··· Items
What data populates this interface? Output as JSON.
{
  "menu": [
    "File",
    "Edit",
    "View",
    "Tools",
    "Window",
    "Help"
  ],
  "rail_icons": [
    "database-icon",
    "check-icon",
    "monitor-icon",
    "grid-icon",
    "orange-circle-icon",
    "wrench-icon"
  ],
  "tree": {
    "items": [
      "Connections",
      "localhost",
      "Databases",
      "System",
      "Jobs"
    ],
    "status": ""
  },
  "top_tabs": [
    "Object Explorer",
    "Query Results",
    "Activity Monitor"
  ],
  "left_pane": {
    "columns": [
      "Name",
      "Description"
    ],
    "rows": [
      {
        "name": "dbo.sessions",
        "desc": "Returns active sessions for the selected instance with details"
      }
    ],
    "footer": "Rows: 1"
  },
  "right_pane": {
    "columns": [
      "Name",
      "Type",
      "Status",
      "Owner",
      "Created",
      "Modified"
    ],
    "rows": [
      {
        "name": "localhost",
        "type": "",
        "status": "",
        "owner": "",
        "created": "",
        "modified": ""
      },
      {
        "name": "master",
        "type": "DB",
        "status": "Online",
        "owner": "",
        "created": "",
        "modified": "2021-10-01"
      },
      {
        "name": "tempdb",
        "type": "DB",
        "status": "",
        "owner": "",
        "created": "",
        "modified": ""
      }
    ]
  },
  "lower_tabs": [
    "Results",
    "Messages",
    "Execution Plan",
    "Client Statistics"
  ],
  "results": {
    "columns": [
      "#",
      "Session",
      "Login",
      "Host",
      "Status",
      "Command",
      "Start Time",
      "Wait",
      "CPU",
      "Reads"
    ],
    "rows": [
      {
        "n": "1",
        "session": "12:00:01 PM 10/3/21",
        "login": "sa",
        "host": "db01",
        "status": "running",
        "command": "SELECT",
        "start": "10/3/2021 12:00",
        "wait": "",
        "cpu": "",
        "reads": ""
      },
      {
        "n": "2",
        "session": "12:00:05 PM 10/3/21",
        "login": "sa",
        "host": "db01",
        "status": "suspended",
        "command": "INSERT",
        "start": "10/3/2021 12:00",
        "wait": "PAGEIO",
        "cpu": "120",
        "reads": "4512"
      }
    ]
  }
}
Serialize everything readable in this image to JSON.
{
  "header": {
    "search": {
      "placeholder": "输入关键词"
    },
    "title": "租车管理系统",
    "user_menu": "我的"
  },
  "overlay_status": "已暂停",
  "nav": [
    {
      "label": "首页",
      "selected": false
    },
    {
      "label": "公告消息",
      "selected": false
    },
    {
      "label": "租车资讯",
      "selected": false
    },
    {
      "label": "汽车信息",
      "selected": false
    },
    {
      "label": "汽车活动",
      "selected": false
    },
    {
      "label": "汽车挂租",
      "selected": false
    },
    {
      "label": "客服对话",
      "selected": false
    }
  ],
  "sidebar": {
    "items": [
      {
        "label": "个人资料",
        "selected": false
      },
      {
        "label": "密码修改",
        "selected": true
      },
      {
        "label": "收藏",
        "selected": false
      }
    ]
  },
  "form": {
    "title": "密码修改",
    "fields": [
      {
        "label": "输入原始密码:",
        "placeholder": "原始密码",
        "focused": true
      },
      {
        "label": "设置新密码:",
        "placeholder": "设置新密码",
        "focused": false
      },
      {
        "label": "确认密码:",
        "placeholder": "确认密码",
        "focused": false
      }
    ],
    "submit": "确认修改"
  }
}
······
> **What is required**
Copy out all of the data exactly, leaving nothing out.

> **Solution**
What data populates this interface? Output as JSON.
{
  "menu": [
    "File",
    "Edit",
    "View",
    "Tools",
    "Window",
    "Help"
  ],
  "rail_icons": [
    "database-icon",
    "check-icon",
    "monitor-icon",
    "grid-icon",
    "orange-circle-icon",
    "wrench-icon"
  ],
  "tree": {
    "items": [
      "Connections",
      "localhost",
      "Databases",
      "System",
      "Jobs"
    ],
    "status": ""
  },
  "top_tabs": [
    "Object Explorer",
    "Query Results",
    "Activity Monitor"
  ],
  "left_pane": {
    "columns": [
      "Name",
      "Description"
    ],
    "rows": [
      {
        "name": "dbo.sessions",
        "desc": "Returns active sessions for the selected instance with details"
      }
    ],
    "footer": "Rows: 1"
  },
  "right_pane": {
    "columns": [
      "Name",
      "Type",
      "Status",
      "Owner",
      "Created",
      "Modified"
    ],
    "rows": [
      {
        "name": "localhost",
        "type": "",
        "status": "",
        "owner": "",
        "created": "",
        "modified": ""
      },
      {
        "name": "master",
        "type": "DB",
        "status": "Online",
        "owner": "",
        "created": "",
        "modified": "2021-10-01"
      },
      {
        "name": "tempdb",
        "type": "DB",
        "status": "",
        "owner": "",
        "created": "",
        "modified": ""
      }
    ]
  },
  "lower_tabs": [
    "Results",
    "Messages",
    "Execution Plan",
    "Client Statistics"
  ],
  "results": {
    "columns": [
      "#",
      "Session",
      "Login",
      "Host",
      "Status",
      "Command",
      "Start Time",
      "Wait",
      "CPU",
      "Reads"
    ],
    "rows": [
      {
        "n": "1",
        "session": "12:00:01 PM 10/3/21",
        "login": "sa",
        "host": "db01",
        "status": "running",
        "command": "SELECT",
        "start": "10/3/2021 12:00",
        "wait": "",
        "cpu": "",
        "reads": ""
      },
      {
        "n": "2",
        "session": "12:00:05 PM 10/3/21",
        "login": "sa",
        "host": "db01",
        "status": "suspended",
        "command": "INSERT",
        "start": "10/3/2021 12:00",
        "wait": "PAGEIO",
        "cpu": "120",
        "reads": "4512"
      }
    ]
  }
}
Serialize everything readable in this image to JSON.
{
  "header": {
    "search": {
      "placeholder": "输入关键词"
    },
    "title": "租车管理系统",
    "user_menu": "我的"
  },
  "overlay_status": "已暂停",
  "nav": [
    {
      "label": "首页",
      "selected": false
    },
    {
      "label": "公告消息",
      "selected": false
    },
    {
      "label": "租车资讯",
      "selected": false
    },
    {
      "label": "汽车信息",
      "selected": false
    },
    {
      "label": "汽车活动",
      "selected": false
    },
    {
      "label": "汽车挂租",
      "selected": false
    },
    {
      "label": "客服对话",
      "selected": false
    }
  ],
  "sidebar": {
    "items": [
      {
        "label": "个人资料",
        "selected": false
      },
      {
        "label": "密码修改",
        "selected": true
      },
      {
        "label": "收藏",
        "selected": false
      }
    ]
  },
  "form": {
    "title": "密码修改",
    "fields": [
      {
        "label": "输入原始密码:",
        "placeholder": "原始密码",
        "focused": true
      },
      {
        "label": "设置新密码:",
        "placeholder": "设置新密码",
        "focused": false
      },
      {
        "label": "确认密码:",
        "placeholder": "确认密码",
        "focused": false
      }
    ],
    "submit": "确认修改"
  }
}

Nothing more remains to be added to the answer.